# Exercise:
Using the text on the Landed podcast series, answer:
1. Who served as the project's Project Manager?
2. At which university is Iain MacKinnon an Assistant Professor?
3. Who made the music for Landed?

Landed was well-received in the media, receiving coverage in publications ranging from the likes of the Herald Scotland, Observer Food Monthly, and the Farmer’s Guardian, to Scottish Field, Bella Caledonia, and more.

Landed also received widespread support and acclaim from listeners across the UK and around the world. Below is just a small selection of thoughts from some of our audience.

  • Every time a new farmer steps onto the land, their vision of farming collides with the material reality of the broader food system. This podcast series from @farmerama__ and @waltorangeboy promises to give this moment the deep reflection it deserves! @AgEcoCollective” – Adam Calo (@adamjcalo), Assistant Professor, Radbound University
  • “I found this podcast as riveting and view changing as the #1619project. The small farm as a colonist idea & reparative justice as the means to repair our relationship w/each other and nature.  Thank you ⁦@farmerama__⁩ for this incredible series.” – Evelyn’s Crackers (@EvelynsCrackers), heritage grain bakery, Toronto
  • “The latest in @waltorangeboy & @farmerama__ important series on the status of the family farm in relation to imperialism & colonialism, & drawing attention to Gaelic human ecology. Part 3 continues the theme, asking important questions about the Highlands and British imperialism.” – Iain MacKinnon (@IainMacKinnon75) Assistant Professor, Centre for Agroecology, Water and Resilience, Coventry University
  • “‘How is your farm really sustainable if only 1% of people can afford your food?’ Also the need for community-wide scale as highlighted on ⁦@farmerama__⁩  Landed series. Inspiring to see innovative answers to my long-held questions/reservations.” Meredith (@commonplacejoys)
  • “I’ve been saving this podcast and now two episodes in already dreading it being over. It. Is. So. Good. I don’t agree with everything said, but it is all making me think and…. Wow, this world can be rough, but there are good people in it.” – Jess Shoemaker (@ShoemakerJess), Steinhart Foundation Distinguished Professor of Law, Nebraska University
  • “​​Just listened to the amazing Landed series @farmerama__ with @waltorangeboy. A thorough + tender exploration of the past and present of Scottish farming & land ownership + it’s relationship to a just future. Must listen for all at the intersection of social/land/climate justice! Also a completely critique of rewilding in ep. 2 plz listen” Emmott Baddeley (@emmottbaddeley), student, MA in Landscape Management, University of Sheffield


Landed was produced by Col Gordon and Katie Revell, with Executive Producer Abby Rose. Our Project Manager was Olivia Oldham. Huge thanks to Josina Calliste for her guidance and input and to Sarah Nicholas for all her help and support. Thanks also to Jo Barratt. The music for Landed is by Dagger Gordon and Col Gordon.

# Dataset records:

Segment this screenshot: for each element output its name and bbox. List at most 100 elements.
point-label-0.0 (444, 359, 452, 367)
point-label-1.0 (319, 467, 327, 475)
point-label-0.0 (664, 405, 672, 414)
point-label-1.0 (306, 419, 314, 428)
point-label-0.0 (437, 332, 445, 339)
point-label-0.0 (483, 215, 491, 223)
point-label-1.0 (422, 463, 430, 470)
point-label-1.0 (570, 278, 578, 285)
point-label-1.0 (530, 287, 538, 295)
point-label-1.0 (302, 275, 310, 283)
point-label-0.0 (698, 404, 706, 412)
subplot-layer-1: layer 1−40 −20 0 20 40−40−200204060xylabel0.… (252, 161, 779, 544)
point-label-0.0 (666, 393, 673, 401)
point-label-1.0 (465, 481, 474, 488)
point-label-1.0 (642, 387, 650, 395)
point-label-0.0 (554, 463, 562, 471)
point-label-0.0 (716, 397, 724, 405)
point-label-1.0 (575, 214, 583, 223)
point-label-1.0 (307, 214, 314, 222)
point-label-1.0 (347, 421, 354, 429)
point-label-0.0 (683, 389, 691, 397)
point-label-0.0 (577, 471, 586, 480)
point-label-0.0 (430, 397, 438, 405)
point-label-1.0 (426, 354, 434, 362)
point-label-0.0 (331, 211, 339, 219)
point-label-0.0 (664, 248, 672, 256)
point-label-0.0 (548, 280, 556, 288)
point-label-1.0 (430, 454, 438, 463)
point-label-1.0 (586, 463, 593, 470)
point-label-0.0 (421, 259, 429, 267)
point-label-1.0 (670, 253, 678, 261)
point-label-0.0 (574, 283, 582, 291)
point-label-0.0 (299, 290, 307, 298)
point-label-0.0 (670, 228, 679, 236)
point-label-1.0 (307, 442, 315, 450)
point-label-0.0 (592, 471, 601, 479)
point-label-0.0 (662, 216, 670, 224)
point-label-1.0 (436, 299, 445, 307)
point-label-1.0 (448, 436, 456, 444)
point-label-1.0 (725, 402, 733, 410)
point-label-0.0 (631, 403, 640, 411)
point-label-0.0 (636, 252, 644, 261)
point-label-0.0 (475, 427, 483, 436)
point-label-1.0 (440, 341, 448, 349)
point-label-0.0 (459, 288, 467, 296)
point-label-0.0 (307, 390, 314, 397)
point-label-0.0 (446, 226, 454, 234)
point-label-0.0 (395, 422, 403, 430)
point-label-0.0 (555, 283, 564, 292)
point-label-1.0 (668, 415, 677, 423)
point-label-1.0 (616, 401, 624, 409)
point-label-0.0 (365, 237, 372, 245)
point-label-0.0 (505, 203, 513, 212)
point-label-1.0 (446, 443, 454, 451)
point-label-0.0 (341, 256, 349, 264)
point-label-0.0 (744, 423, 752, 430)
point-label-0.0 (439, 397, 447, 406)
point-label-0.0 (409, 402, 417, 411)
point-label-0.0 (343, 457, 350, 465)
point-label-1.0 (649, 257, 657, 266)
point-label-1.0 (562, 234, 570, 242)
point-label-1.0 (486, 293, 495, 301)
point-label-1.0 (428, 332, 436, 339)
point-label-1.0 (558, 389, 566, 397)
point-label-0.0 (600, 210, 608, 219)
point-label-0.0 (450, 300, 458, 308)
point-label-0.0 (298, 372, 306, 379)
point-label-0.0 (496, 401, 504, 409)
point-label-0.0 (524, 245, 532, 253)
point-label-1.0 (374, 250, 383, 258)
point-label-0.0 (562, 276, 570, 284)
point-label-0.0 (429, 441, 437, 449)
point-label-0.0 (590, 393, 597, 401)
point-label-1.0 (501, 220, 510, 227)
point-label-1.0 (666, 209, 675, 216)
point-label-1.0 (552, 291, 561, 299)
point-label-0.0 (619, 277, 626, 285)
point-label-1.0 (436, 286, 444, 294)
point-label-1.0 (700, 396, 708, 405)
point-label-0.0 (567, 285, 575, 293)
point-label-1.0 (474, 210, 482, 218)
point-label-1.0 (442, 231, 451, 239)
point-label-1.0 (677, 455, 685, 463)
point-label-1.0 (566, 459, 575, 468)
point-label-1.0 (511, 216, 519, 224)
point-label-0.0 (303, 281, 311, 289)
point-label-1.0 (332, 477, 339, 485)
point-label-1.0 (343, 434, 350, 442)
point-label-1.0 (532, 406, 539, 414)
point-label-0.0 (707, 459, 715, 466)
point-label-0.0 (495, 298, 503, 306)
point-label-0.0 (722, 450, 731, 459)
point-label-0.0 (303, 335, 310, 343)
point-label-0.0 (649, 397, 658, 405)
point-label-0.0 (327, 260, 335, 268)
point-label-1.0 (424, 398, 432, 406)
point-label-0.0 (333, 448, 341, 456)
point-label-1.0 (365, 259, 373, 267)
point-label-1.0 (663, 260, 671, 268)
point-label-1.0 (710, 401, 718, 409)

# Exercise result:
1. Olivia Oldham
2. Coventry University
3. Dagger Gordon and Col Gordon